──────── Data section ────────

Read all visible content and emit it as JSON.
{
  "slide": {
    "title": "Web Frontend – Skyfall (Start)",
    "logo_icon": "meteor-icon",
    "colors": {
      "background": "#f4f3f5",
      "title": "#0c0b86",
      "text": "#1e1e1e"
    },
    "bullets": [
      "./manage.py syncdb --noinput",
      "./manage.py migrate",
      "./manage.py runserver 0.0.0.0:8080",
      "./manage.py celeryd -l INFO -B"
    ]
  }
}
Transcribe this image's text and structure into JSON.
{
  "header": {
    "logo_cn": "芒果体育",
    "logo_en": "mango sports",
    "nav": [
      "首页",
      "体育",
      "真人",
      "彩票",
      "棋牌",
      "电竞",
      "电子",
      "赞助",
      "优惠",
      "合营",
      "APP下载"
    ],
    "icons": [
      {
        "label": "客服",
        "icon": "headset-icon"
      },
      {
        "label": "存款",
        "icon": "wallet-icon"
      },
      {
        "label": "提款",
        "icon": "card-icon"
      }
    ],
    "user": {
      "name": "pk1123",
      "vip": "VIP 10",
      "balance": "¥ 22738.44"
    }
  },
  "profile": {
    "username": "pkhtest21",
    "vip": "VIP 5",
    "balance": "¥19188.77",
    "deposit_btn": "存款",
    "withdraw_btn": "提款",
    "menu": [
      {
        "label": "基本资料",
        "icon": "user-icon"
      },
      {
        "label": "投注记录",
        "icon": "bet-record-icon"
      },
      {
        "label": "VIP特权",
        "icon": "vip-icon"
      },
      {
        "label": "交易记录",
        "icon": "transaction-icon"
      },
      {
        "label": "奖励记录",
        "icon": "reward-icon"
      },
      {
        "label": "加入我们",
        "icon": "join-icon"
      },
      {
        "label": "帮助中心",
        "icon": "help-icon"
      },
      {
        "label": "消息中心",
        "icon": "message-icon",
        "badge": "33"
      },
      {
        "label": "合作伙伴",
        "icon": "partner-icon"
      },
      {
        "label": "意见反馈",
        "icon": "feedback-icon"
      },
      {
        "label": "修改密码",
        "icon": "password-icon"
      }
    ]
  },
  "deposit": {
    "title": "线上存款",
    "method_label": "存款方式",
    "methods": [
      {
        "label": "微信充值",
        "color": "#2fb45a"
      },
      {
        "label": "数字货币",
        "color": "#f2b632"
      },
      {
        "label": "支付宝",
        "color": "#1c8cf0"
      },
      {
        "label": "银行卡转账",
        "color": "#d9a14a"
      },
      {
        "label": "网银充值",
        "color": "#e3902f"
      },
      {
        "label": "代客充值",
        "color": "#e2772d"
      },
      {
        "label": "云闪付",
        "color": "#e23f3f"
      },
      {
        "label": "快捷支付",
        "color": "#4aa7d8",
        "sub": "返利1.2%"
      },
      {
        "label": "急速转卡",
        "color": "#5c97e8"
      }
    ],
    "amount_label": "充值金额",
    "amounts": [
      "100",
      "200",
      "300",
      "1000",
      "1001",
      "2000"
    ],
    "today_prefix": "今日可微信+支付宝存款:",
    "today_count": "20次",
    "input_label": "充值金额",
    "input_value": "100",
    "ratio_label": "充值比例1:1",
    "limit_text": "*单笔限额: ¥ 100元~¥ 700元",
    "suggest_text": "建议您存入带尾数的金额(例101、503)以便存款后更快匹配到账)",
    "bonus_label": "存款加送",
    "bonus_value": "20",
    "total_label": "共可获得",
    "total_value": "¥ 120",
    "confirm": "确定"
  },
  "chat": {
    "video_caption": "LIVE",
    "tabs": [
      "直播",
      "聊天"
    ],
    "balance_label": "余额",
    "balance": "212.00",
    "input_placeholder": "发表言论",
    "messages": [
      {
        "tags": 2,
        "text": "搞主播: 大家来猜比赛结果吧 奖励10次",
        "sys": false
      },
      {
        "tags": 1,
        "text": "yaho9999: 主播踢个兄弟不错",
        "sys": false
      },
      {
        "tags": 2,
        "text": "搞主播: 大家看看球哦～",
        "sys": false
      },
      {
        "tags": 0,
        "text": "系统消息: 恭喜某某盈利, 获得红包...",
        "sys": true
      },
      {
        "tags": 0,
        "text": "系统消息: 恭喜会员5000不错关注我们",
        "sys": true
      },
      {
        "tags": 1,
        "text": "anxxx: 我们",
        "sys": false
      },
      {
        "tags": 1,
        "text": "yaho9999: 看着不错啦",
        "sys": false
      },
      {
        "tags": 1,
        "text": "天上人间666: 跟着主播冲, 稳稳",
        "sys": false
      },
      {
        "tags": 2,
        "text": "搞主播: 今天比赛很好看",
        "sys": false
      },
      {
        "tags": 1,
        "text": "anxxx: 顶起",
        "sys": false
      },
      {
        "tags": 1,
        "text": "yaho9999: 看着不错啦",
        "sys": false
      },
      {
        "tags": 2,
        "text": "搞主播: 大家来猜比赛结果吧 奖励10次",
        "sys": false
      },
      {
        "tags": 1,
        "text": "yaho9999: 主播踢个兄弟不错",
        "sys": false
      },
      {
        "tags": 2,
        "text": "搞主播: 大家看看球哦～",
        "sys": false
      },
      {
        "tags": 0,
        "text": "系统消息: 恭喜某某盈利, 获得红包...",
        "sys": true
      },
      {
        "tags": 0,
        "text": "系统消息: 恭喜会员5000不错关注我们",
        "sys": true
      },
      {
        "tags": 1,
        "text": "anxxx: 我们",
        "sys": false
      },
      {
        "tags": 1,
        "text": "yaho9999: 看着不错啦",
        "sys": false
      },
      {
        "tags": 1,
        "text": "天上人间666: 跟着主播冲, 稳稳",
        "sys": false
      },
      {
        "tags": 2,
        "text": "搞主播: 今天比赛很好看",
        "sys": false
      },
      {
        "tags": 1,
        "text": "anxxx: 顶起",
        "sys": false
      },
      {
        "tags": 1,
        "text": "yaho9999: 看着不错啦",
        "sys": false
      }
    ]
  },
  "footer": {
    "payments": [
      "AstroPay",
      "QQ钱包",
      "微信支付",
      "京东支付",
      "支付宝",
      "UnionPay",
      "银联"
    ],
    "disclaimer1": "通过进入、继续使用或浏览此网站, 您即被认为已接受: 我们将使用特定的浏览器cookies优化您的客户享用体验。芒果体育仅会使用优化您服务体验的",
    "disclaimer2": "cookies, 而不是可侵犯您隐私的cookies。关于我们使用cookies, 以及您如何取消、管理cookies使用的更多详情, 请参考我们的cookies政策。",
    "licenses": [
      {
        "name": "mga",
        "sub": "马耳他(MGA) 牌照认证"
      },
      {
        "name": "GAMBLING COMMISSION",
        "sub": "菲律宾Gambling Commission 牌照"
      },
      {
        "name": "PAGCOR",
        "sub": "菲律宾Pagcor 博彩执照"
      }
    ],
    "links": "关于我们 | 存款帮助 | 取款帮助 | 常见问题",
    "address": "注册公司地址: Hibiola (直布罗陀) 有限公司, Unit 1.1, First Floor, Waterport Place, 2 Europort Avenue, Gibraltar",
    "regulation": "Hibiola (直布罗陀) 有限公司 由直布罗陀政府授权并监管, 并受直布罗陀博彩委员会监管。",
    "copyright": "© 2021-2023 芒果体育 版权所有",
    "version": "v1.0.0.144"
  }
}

────────

_Exercise details:_ Return each line of the records above exactly as it reads.

_Output for this exercise:_
Read all visible content and emit it as JSON.
{
  "slide": {
    "title": "Web Frontend – Skyfall (Start)",
    "logo_icon": "meteor-icon",
    "colors": {
      "background": "#f4f3f5",
      "title": "#0c0b86",
      "text": "#1e1e1e"
    },
    "bullets": [
      "./manage.py syncdb --noinput",
      "./manage.py migrate",
      "./manage.py runserver 0.0.0.0:8080",
      "./manage.py celeryd -l INFO -B"
    ]
  }
}
Transcribe this image's text and structure into JSON.
{
  "header": {
    "logo_cn": "芒果体育",
    "logo_en": "mango sports",
    "nav": [
      "首页",
      "体育",
      "真人",
      "彩票",
      "棋牌",
      "电竞",
      "电子",
      "赞助",
      "优惠",
      "合营",
      "APP下载"
    ],
    "icons": [
      {
        "label": "客服",
        "icon": "headset-icon"
      },
      {
        "label": "存款",
        "icon": "wallet-icon"
      },
      {
        "label": "提款",
        "icon": "card-icon"
      }
    ],
    "user": {
      "name": "pk1123",
      "vip": "VIP 10",
      "balance": "¥ 22738.44"
    }
  },
  "profile": {
    "username": "pkhtest21",
    "vip": "VIP 5",
    "balance": "¥19188.77",
    "deposit_btn": "存款",
    "withdraw_btn": "提款",
    "menu": [
      {
        "label": "基本资料",
        "icon": "user-icon"
      },
      {
        "label": "投注记录",
        "icon": "bet-record-icon"
      },
      {
        "label": "VIP特权",
        "icon": "vip-icon"
      },
      {
        "label": "交易记录",
        "icon": "transaction-icon"
      },
      {
        "label": "奖励记录",
        "icon": "reward-icon"
      },
      {
        "label": "加入我们",
        "icon": "join-icon"
      },
      {
        "label": "帮助中心",
        "icon": "help-icon"
      },
      {
        "label": "消息中心",
        "icon": "message-icon",
        "badge": "33"
      },
      {
        "label": "合作伙伴",
        "icon": "partner-icon"
      },
      {
        "label": "意见反馈",
        "icon": "feedback-icon"
      },
      {
        "label": "修改密码",
        "icon": "password-icon"
      }
    ]
  },
  "deposit": {
    "title": "线上存款",
    "method_label": "存款方式",
    "methods": [
      {
        "label": "微信充值",
        "color": "#2fb45a"
      },
      {
        "label": "数字货币",
        "color": "#f2b632"
      },
      {
        "label": "支付宝",
        "color": "#1c8cf0"
      },
      {
        "label": "银行卡转账",
        "color": "#d9a14a"
      },
      {
        "label": "网银充值",
        "color": "#e3902f"
      },
      {
        "label": "代客充值",
        "color": "#e2772d"
      },
      {
        "label": "云闪付",
        "color": "#e23f3f"
      },
      {
        "label": "快捷支付",
        "color": "#4aa7d8",
        "sub": "返利1.2%"
      },
      {
        "label": "急速转卡",
        "color": "#5c97e8"
      }
    ],
    "amount_label": "充值金额",
    "amounts": [
      "100",
      "200",
      "300",
      "1000",
      "1001",
      "2000"
    ],
    "today_prefix": "今日可微信+支付宝存款:",
    "today_count": "20次",
    "input_label": "充值金额",
    "input_value": "100",
    "ratio_label": "充值比例1:1",
    "limit_text": "*单笔限额: ¥ 100元~¥ 700元",
    "suggest_text": "建议您存入带尾数的金额(例101、503)以便存款后更快匹配到账)",
    "bonus_label": "存款加送",
    "bonus_value": "20",
    "total_label": "共可获得",
    "total_value": "¥ 120",
    "confirm": "确定"
  },
  "chat": {
    "video_caption": "LIVE",
    "tabs": [
      "直播",
      "聊天"
    ],
    "balance_label": "余额",
    "balance": "212.00",
    "input_placeholder": "发表言论",
    "messages": [
      {
        "tags": 2,
        "text": "搞主播: 大家来猜比赛结果吧 奖励10次",
        "sys": false
      },
      {
        "tags": 1,
        "text": "yaho9999: 主播踢个兄弟不错",
        "sys": false
      },
      {
        "tags": 2,
        "text": "搞主播: 大家看看球哦～",
        "sys": false
      },
      {
        "tags": 0,
        "text": "系统消息: 恭喜某某盈利, 获得红包...",
        "sys": true
      },
      {
        "tags": 0,
        "text": "系统消息: 恭喜会员5000不错关注我们",
        "sys": true
      },
      {
        "tags": 1,
        "text": "anxxx: 我们",
        "sys": false
      },
      {
        "tags": 1,
        "text": "yaho9999: 看着不错啦",
        "sys": false
      },
      {
        "tags": 1,
        "text": "天上人间666: 跟着主播冲, 稳稳",
        "sys": false
      },
      {
        "tags": 2,
        "text": "搞主播: 今天比赛很好看",
        "sys": false
      },
      {
        "tags": 1,
        "text": "anxxx: 顶起",
        "sys": false
      },
      {
        "tags": 1,
        "text": "yaho9999: 看着不错啦",
        "sys": false
      },
      {
        "tags": 2,
        "text": "搞主播: 大家来猜比赛结果吧 奖励10次",
        "sys": false
      },
      {
        "tags": 1,
        "text": "yaho9999: 主播踢个兄弟不错",
        "sys": false
      },
      {
        "tags": 2,
        "text": "搞主播: 大家看看球哦～",
        "sys": false
      },
      {
        "tags": 0,
        "text": "系统消息: 恭喜某某盈利, 获得红包...",
        "sys": true
      },
      {
        "tags": 0,
        "text": "系统消息: 恭喜会员5000不错关注我们",
        "sys": true
      },
      {
        "tags": 1,
        "text": "anxxx: 我们",
        "sys": false
      },
      {
        "tags": 1,
        "text": "yaho9999: 看着不错啦",
        "sys": false
      },
      {
        "tags": 1,
        "text": "天上人间666: 跟着主播冲, 稳稳",
        "sys": false
      },
      {
        "tags": 2,
        "text": "搞主播: 今天比赛很好看",
        "sys": false
      },
      {
        "tags": 1,
        "text": "anxxx: 顶起",
        "sys": false
      },
      {
        "tags": 1,
        "text": "yaho9999: 看着不错啦",
        "sys": false
      }
    ]
  },
  "footer": {
    "payments": [
      "AstroPay",
      "QQ钱包",
      "微信支付",
      "京东支付",
      "支付宝",
      "UnionPay",
      "银联"
    ],
    "disclaimer1": "通过进入、继续使用或浏览此网站, 您即被认为已接受: 我们将使用特定的浏览器cookies优化您的客户享用体验。芒果体育仅会使用优化您服务体验的",
    "disclaimer2": "cookies, 而不是可侵犯您隐私的cookies。关于我们使用cookies, 以及您如何取消、管理cookies使用的更多详情, 请参考我们的cookies政策。",
    "licenses": [
      {
        "name": "mga",
        "sub": "马耳他(MGA) 牌照认证"
      },
      {
        "name": "GAMBLING COMMISSION",
        "sub": "菲律宾Gambling Commission 牌照"
      },
      {
        "name": "PAGCOR",
        "sub": "菲律宾Pagcor 博彩执照"
      }
    ],
    "links": "关于我们 | 存款帮助 | 取款帮助 | 常见问题",
    "address": "注册公司地址: Hibiola (直布罗陀) 有限公司, Unit 1.1, First Floor, Waterport Place, 2 Europort Avenue, Gibraltar",
    "regulation": "Hibiola (直布罗陀) 有限公司 由直布罗陀政府授权并监管, 并受直布罗陀博彩委员会监管。",
    "copyright": "© 2021-2023 芒果体育 版权所有",
    "version": "v1.0.0.144"
  }
}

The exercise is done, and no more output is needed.